— Begin GIVEN ENTRIES —
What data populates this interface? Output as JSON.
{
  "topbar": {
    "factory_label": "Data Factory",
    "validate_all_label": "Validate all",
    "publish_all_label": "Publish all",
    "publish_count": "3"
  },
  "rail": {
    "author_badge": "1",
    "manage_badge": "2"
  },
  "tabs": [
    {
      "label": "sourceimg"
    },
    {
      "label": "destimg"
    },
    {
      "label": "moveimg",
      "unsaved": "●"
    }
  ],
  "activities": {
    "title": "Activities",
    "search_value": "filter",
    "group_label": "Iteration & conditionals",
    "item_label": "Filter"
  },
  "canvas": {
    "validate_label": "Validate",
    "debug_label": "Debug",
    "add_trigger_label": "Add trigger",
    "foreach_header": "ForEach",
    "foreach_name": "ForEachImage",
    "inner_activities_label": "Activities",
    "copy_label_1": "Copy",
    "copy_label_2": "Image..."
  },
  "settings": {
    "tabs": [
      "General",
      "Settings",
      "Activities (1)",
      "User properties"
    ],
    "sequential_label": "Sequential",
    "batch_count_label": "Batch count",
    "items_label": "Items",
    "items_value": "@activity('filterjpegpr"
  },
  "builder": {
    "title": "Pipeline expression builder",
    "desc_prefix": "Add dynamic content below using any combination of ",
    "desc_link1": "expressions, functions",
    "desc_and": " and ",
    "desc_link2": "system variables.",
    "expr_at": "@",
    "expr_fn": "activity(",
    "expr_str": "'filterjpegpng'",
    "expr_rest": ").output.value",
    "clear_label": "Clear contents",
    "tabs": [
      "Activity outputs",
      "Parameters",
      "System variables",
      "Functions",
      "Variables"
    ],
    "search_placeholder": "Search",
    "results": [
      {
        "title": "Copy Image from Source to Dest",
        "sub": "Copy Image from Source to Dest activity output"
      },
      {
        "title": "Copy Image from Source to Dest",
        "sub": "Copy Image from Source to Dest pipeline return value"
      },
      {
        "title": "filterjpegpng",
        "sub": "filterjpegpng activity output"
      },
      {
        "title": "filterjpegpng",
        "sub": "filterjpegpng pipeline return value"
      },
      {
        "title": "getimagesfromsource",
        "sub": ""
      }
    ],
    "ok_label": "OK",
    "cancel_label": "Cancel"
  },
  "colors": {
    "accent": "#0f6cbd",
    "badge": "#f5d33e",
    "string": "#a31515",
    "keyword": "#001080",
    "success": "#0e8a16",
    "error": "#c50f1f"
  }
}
— End GIVEN ENTRIES —
INSTRUCTIONS TO FOLLOW ::
Write out the material exactly as given.

WRITTEN REPLY ::
What data populates this interface? Output as JSON.
{
  "topbar": {
    "factory_label": "Data Factory",
    "validate_all_label": "Validate all",
    "publish_all_label": "Publish all",
    "publish_count": "3"
  },
  "rail": {
    "author_badge": "1",
    "manage_badge": "2"
  },
  "tabs": [
    {
      "label": "sourceimg"
    },
    {
      "label": "destimg"
    },
    {
      "label": "moveimg",
      "unsaved": "●"
    }
  ],
  "activities": {
    "title": "Activities",
    "search_value": "filter",
    "group_label": "Iteration & conditionals",
    "item_label": "Filter"
  },
  "canvas": {
    "validate_label": "Validate",
    "debug_label": "Debug",
    "add_trigger_label": "Add trigger",
    "foreach_header": "ForEach",
    "foreach_name": "ForEachImage",
    "inner_activities_label": "Activities",
    "copy_label_1": "Copy",
    "copy_label_2": "Image..."
  },
  "settings": {
    "tabs": [
      "General",
      "Settings",
      "Activities (1)",
      "User properties"
    ],
    "sequential_label": "Sequential",
    "batch_count_label": "Batch count",
    "items_label": "Items",
    "items_value": "@activity('filterjpegpr"
  },
  "builder": {
    "title": "Pipeline expression builder",
    "desc_prefix": "Add dynamic content below using any combination of ",
    "desc_link1": "expressions, functions",
    "desc_and": " and ",
    "desc_link2": "system variables.",
    "expr_at": "@",
    "expr_fn": "activity(",
    "expr_str": "'filterjpegpng'",
    "expr_rest": ").output.value",
    "clear_label": "Clear contents",
    "tabs": [
      "Activity outputs",
      "Parameters",
      "System variables",
      "Functions",
      "Variables"
    ],
    "search_placeholder": "Search",
    "results": [
      {
        "title": "Copy Image from Source to Dest",
        "sub": "Copy Image from Source to Dest activity output"
      },
      {
        "title": "Copy Image from Source to Dest",
        "sub": "Copy Image from Source to Dest pipeline return value"
      },
      {
        "title": "filterjpegpng",
        "sub": "filterjpegpng activity output"
      },
      {
        "title": "filterjpegpng",
        "sub": "filterjpegpng pipeline return value"
      },
      {
        "title": "getimagesfromsource",
        "sub": ""
      }
    ],
    "ok_label": "OK",
    "cancel_label": "Cancel"
  },
  "colors": {
    "accent": "#0f6cbd",
    "badge": "#f5d33e",
    "string": "#a31515",
    "keyword": "#001080",
    "success": "#0e8a16",
    "error": "#c50f1f"
  }
}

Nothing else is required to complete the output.